Rows from a dataset

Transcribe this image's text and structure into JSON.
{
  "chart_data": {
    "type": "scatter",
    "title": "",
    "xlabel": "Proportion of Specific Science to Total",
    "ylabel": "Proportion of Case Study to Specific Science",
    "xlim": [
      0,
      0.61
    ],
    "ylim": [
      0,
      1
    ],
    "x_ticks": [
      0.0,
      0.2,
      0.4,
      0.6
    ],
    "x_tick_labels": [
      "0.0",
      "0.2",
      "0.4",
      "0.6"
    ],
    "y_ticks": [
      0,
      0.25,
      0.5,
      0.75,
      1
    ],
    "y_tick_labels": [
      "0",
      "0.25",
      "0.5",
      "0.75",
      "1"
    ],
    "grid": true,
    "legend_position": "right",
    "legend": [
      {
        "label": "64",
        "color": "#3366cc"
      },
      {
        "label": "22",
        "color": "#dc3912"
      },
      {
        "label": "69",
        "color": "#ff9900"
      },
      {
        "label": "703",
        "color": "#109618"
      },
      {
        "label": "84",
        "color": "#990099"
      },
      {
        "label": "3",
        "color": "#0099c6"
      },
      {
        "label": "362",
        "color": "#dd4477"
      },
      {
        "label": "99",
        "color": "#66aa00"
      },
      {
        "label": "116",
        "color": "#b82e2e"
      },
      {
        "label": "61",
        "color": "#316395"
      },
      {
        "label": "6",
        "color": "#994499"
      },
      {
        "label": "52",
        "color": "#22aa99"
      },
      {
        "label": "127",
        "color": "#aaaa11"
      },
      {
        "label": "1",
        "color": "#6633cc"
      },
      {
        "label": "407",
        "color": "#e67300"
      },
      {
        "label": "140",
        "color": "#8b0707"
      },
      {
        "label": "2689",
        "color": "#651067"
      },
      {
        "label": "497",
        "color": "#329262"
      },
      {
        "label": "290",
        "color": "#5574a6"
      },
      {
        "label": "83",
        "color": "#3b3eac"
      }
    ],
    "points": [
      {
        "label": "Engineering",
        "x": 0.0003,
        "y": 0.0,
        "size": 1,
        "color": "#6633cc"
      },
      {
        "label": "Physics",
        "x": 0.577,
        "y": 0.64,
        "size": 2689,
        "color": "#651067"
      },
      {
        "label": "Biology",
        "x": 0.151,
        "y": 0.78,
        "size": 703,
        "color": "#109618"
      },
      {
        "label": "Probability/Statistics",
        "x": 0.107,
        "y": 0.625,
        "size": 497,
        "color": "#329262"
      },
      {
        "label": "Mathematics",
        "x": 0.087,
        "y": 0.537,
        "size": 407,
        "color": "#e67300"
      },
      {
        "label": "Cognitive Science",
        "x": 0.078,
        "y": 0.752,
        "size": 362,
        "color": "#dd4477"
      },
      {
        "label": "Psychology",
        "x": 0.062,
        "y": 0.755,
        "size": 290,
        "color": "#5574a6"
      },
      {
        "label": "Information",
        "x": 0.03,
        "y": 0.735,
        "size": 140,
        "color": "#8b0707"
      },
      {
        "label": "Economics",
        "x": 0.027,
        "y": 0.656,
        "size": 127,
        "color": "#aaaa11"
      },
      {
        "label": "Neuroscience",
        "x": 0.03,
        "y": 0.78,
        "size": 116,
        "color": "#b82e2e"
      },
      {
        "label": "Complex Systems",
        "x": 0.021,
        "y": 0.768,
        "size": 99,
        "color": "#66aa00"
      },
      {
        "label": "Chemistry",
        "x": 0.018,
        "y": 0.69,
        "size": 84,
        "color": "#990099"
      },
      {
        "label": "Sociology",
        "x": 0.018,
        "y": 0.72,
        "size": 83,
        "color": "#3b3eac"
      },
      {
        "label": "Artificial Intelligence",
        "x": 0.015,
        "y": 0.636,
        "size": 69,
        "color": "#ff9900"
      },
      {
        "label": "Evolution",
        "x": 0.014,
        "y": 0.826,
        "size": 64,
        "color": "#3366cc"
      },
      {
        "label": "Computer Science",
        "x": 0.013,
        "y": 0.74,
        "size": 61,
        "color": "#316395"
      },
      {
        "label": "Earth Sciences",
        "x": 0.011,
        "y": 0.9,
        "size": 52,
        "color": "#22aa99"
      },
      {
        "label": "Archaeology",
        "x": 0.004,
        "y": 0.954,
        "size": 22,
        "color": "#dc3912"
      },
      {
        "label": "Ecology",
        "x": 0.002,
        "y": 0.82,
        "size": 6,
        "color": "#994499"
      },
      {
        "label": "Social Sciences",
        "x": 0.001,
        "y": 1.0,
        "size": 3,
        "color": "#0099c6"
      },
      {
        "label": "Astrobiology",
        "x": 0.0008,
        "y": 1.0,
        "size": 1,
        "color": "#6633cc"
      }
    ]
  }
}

*EXERCISE DIRECTIONS:* Exactly reproduce every line of the records.

*EXERCISE ANSWER:*
Transcribe this image's text and structure into JSON.
{
  "chart_data": {
    "type": "scatter",
    "title": "",
    "xlabel": "Proportion of Specific Science to Total",
    "ylabel": "Proportion of Case Study to Specific Science",
    "xlim": [
      0,
      0.61
    ],
    "ylim": [
      0,
      1
    ],
    "x_ticks": [
      0.0,
      0.2,
      0.4,
      0.6
    ],
    "x_tick_labels": [
      "0.0",
      "0.2",
      "0.4",
      "0.6"
    ],
    "y_ticks": [
      0,
      0.25,
      0.5,
      0.75,
      1
    ],
    "y_tick_labels": [
      "0",
      "0.25",
      "0.5",
      "0.75",
      "1"
    ],
    "grid": true,
    "legend_position": "right",
    "legend": [
      {
        "label": "64",
        "color": "#3366cc"
      },
      {
        "label": "22",
        "color": "#dc3912"
      },
      {
        "label": "69",
        "color": "#ff9900"
      },
      {
        "label": "703",
        "color": "#109618"
      },
      {
        "label": "84",
        "color": "#990099"
      },
      {
        "label": "3",
        "color": "#0099c6"
      },
      {
        "label": "362",
        "color": "#dd4477"
      },
      {
        "label": "99",
        "color": "#66aa00"
      },
      {
        "label": "116",
        "color": "#b82e2e"
      },
      {
        "label": "61",
        "color": "#316395"
      },
      {
        "label": "6",
        "color": "#994499"
      },
      {
        "label": "52",
        "color": "#22aa99"
      },
      {
        "label": "127",
        "color": "#aaaa11"
      },
      {
        "label": "1",
        "color": "#6633cc"
      },
      {
        "label": "407",
        "color": "#e67300"
      },
      {
        "label": "140",
        "color": "#8b0707"
      },
      {
        "label": "2689",
        "color": "#651067"
      },
      {
        "label": "497",
        "color": "#329262"
      },
      {
        "label": "290",
        "color": "#5574a6"
      },
      {
        "label": "83",
        "color": "#3b3eac"
      }
    ],
    "points": [
      {
        "label": "Engineering",
        "x": 0.0003,
        "y": 0.0,
        "size": 1,
        "color": "#6633cc"
      },
      {
        "label": "Physics",
        "x": 0.577,
        "y": 0.64,
        "size": 2689,
        "color": "#651067"
      },
      {
        "label": "Biology",
        "x": 0.151,
        "y": 0.78,
        "size": 703,
        "color": "#109618"
      },
      {
        "label": "Probability/Statistics",
        "x": 0.107,
        "y": 0.625,
        "size": 497,
        "color": "#329262"
      },
      {
        "label": "Mathematics",
        "x": 0.087,
        "y": 0.537,
        "size": 407,
        "color": "#e67300"
      },
      {
        "label": "Cognitive Science",
        "x": 0.078,
        "y": 0.752,
        "size": 362,
        "color": "#dd4477"
      },
      {
        "label": "Psychology",
        "x": 0.062,
        "y": 0.755,
        "size": 290,
        "color": "#5574a6"
      },
      {
        "label": "Information",
        "x": 0.03,
        "y": 0.735,
        "size": 140,
        "color": "#8b0707"
      },
      {
        "label": "Economics",
        "x": 0.027,
        "y": 0.656,
        "size": 127,
        "color": "#aaaa11"
      },
      {
        "label": "Neuroscience",
        "x": 0.03,
        "y": 0.78,
        "size": 116,
        "color": "#b82e2e"
      },
      {
        "label": "Complex Systems",
        "x": 0.021,
        "y": 0.768,
        "size": 99,
        "color": "#66aa00"
      },
      {
        "label": "Chemistry",
        "x": 0.018,
        "y": 0.69,
        "size": 84,
        "color": "#990099"
      },
      {
        "label": "Sociology",
        "x": 0.018,
        "y": 0.72,
        "size": 83,
        "color": "#3b3eac"
      },
      {
        "label": "Artificial Intelligence",
        "x": 0.015,
        "y": 0.636,
        "size": 69,
        "color": "#ff9900"
      },
      {
        "label": "Evolution",
        "x": 0.014,
        "y": 0.826,
        "size": 64,
        "color": "#3366cc"
      },
      {
        "label": "Computer Science",
        "x": 0.013,
        "y": 0.74,
        "size": 61,
        "color": "#316395"
      },
      {
        "label": "Earth Sciences",
        "x": 0.011,
        "y": 0.9,
        "size": 52,
        "color": "#22aa99"
      },
      {
        "label": "Archaeology",
        "x": 0.004,
        "y": 0.954,
        "size": 22,
        "color": "#dc3912"
      },
      {
        "label": "Ecology",
        "x": 0.002,
        "y": 0.82,
        "size": 6,
        "color": "#994499"
      },
      {
        "label": "Social Sciences",
        "x": 0.001,
        "y": 1.0,
        "size": 3,
        "color": "#0099c6"
      },
      {
        "label": "Astrobiology",
        "x": 0.0008,
        "y": 1.0,
        "size": 1,
        "color": "#6633cc"
      }
    ]
  }
}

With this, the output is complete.